# YOUR OBJECTIVE
Which lines in the entries below contain the string "Record"? Show each of them in full.

[[ DATA EXTRACTS open ]]

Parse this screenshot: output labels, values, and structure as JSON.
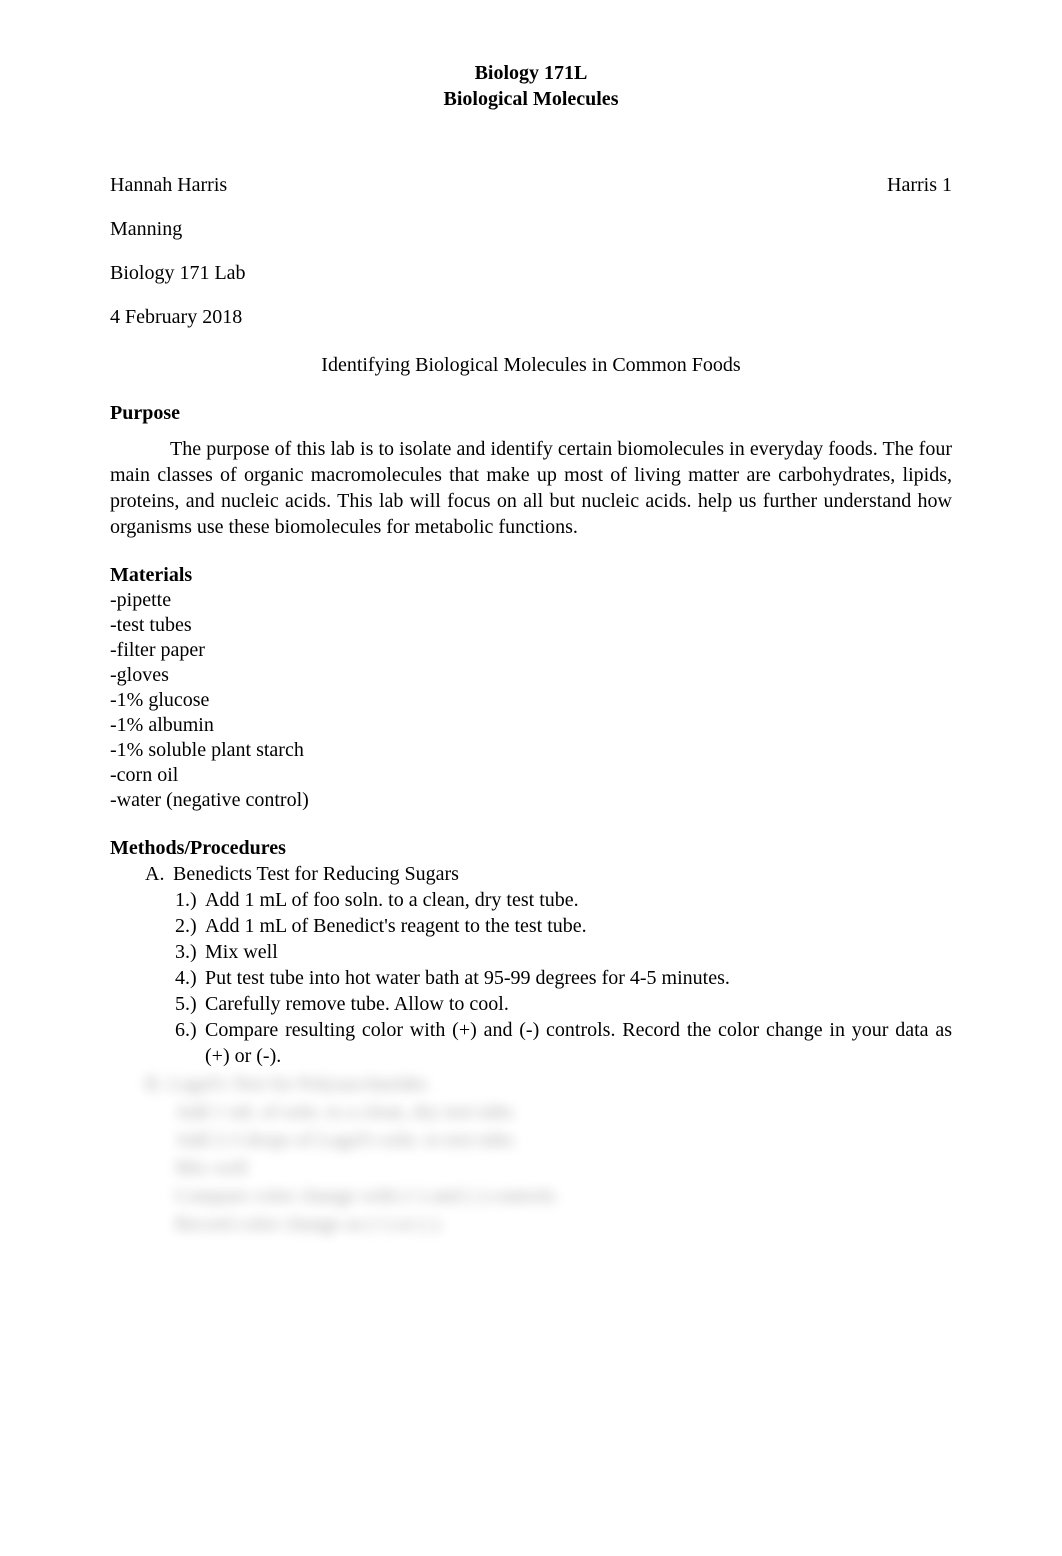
{
  "header": {
    "course": "Biology 171L",
    "subtitle": "Biological Molecules"
  },
  "info": {
    "student": "Hannah Harris",
    "page_label": "Harris 1",
    "instructor": "Manning",
    "course_line": "Biology 171 Lab",
    "date": "4 February 2018",
    "title": "Identifying Biological Molecules in Common Foods"
  },
  "purpose": {
    "heading": "Purpose",
    "text": "The purpose of this lab is to isolate and identify certain biomolecules in everyday foods. The four main classes of organic macromolecules that make up most of living matter are carbohydrates, lipids, proteins, and nucleic acids. This lab will focus on all but nucleic acids. help us further understand how organisms use these biomolecules for metabolic functions."
  },
  "materials": {
    "heading": "Materials",
    "items": [
      "-pipette",
      "-test tubes",
      "-filter paper",
      "-gloves",
      "-1% glucose",
      "-1% albumin",
      "-1% soluble plant starch",
      "-corn oil",
      "-water (negative control)"
    ]
  },
  "methods": {
    "heading": "Methods/Procedures",
    "section_a": {
      "marker": "A.",
      "label": "Benedicts Test for Reducing Sugars",
      "steps": [
        {
          "marker": "1.)",
          "text": "Add 1 mL of foo soln. to a clean, dry test tube."
        },
        {
          "marker": "2.)",
          "text": "Add 1 mL of Benedict's reagent to the test tube."
        },
        {
          "marker": "3.)",
          "text": "Mix well"
        },
        {
          "marker": "4.)",
          "text": "Put test tube into hot water bath at 95-99 degrees for 4-5 minutes."
        },
        {
          "marker": "5.)",
          "text": "Carefully remove tube. Allow to cool."
        },
        {
          "marker": "6.)",
          "text": "Compare resulting color with (+) and (-) controls. Record the color change in your data as (+) or (-)."
        }
      ]
    },
    "section_b_blurred": {
      "marker": "B.",
      "label": "Lugol's Test for Polysaccharides",
      "steps": [
        "Add 1 mL of soln. to a clean, dry test tube.",
        "Add 2-3 drops of Lugol's soln. to test tube.",
        "Mix well",
        "Compare color change with (+) and (-) controls.",
        "Record color change as (+) or (-)."
      ]
    }
  },
  "colors": {
    "background": "#ffffff",
    "text": "#000000",
    "blur_text": "#9a9a9a"
  },
  "typography": {
    "font_family": "Times New Roman",
    "body_fontsize": 20,
    "header_fontsize": 20,
    "header_weight": "bold"
  }
}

[[ DATA EXTRACTS closed ]]

# OUTPUT
          "text": "Compare resulting color with (+) and (-) controls. Record the color change in your data as (+) or (-)."
        "Record color change as (+) or (-)."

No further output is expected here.